## EXERCISE DETAILS
Take the material and output all of it exactly.

====

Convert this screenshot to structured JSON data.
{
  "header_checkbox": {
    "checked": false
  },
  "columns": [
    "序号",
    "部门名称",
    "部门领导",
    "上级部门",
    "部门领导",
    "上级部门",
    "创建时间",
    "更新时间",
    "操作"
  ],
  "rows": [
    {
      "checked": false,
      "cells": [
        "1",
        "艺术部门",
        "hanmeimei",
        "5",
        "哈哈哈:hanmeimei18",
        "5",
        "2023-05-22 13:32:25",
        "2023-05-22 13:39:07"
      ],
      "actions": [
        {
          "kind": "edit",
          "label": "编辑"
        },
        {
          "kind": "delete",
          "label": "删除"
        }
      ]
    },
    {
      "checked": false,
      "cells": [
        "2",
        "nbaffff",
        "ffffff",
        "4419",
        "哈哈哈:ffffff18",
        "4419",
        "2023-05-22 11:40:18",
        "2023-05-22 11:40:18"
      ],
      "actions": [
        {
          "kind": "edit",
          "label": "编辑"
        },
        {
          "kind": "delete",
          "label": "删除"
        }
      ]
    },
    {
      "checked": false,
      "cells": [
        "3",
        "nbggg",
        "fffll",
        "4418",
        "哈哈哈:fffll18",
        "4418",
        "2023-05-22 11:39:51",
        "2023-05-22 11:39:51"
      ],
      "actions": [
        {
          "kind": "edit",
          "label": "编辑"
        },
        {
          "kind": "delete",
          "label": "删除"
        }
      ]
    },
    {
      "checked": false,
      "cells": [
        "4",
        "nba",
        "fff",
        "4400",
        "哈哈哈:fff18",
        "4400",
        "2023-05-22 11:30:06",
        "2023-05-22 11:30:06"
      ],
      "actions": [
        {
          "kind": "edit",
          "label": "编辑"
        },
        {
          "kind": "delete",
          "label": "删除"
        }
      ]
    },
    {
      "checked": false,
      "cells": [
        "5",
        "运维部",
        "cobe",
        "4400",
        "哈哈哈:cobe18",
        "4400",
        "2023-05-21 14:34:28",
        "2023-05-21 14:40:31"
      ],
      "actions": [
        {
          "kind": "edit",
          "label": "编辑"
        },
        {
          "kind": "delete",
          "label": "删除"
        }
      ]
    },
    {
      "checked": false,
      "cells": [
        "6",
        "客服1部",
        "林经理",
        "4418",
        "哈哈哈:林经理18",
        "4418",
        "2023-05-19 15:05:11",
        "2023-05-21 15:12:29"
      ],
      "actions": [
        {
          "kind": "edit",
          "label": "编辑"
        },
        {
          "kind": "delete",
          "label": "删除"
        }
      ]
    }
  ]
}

====

## RESPONSE BELOW
Convert this screenshot to structured JSON data.
{
  "header_checkbox": {
    "checked": false
  },
  "columns": [
    "序号",
    "部门名称",
    "部门领导",
    "上级部门",
    "部门领导",
    "上级部门",
    "创建时间",
    "更新时间",
    "操作"
  ],
  "rows": [
    {
      "checked": false,
      "cells": [
        "1",
        "艺术部门",
        "hanmeimei",
        "5",
        "哈哈哈:hanmeimei18",
        "5",
        "2023-05-22 13:32:25",
        "2023-05-22 13:39:07"
      ],
      "actions": [
        {
          "kind": "edit",
          "label": "编辑"
        },
        {
          "kind": "delete",
          "label": "删除"
        }
      ]
    },
    {
      "checked": false,
      "cells": [
        "2",
        "nbaffff",
        "ffffff",
        "4419",
        "哈哈哈:ffffff18",
        "4419",
        "2023-05-22 11:40:18",
        "2023-05-22 11:40:18"
      ],
      "actions": [
        {
          "kind": "edit",
          "label": "编辑"
        },
        {
          "kind": "delete",
          "label": "删除"
        }
      ]
    },
    {
      "checked": false,
      "cells": [
        "3",
        "nbggg",
        "fffll",
        "4418",
        "哈哈哈:fffll18",
        "4418",
        "2023-05-22 11:39:51",
        "2023-05-22 11:39:51"
      ],
      "actions": [
        {
          "kind": "edit",
          "label": "编辑"
        },
        {
          "kind": "delete",
          "label": "删除"
        }
      ]
    },
    {
      "checked": false,
      "cells": [
        "4",
        "nba",
        "fff",
        "4400",
        "哈哈哈:fff18",
        "4400",
        "2023-05-22 11:30:06",
        "2023-05-22 11:30:06"
      ],
      "actions": [
        {
          "kind": "edit",
          "label": "编辑"
        },
        {
          "kind": "delete",
          "label": "删除"
        }
      ]
    },
    {
      "checked": false,
      "cells": [
        "5",
        "运维部",
        "cobe",
        "4400",
        "哈哈哈:cobe18",
        "4400",
        "2023-05-21 14:34:28",
        "2023-05-21 14:40:31"
      ],
      "actions": [
        {
          "kind": "edit",
          "label": "编辑"
        },
        {
          "kind": "delete",
          "label": "删除"
        }
      ]
    },
    {
      "checked": false,
      "cells": [
        "6",
        "客服1部",
        "林经理",
        "4418",
        "哈哈哈:林经理18",
        "4418",
        "2023-05-19 15:05:11",
        "2023-05-21 15:12:29"
      ],
      "actions": [
        {
          "kind": "edit",
          "label": "编辑"
        },
        {
          "kind": "delete",
          "label": "删除"
        }
      ]
    }
  ]
}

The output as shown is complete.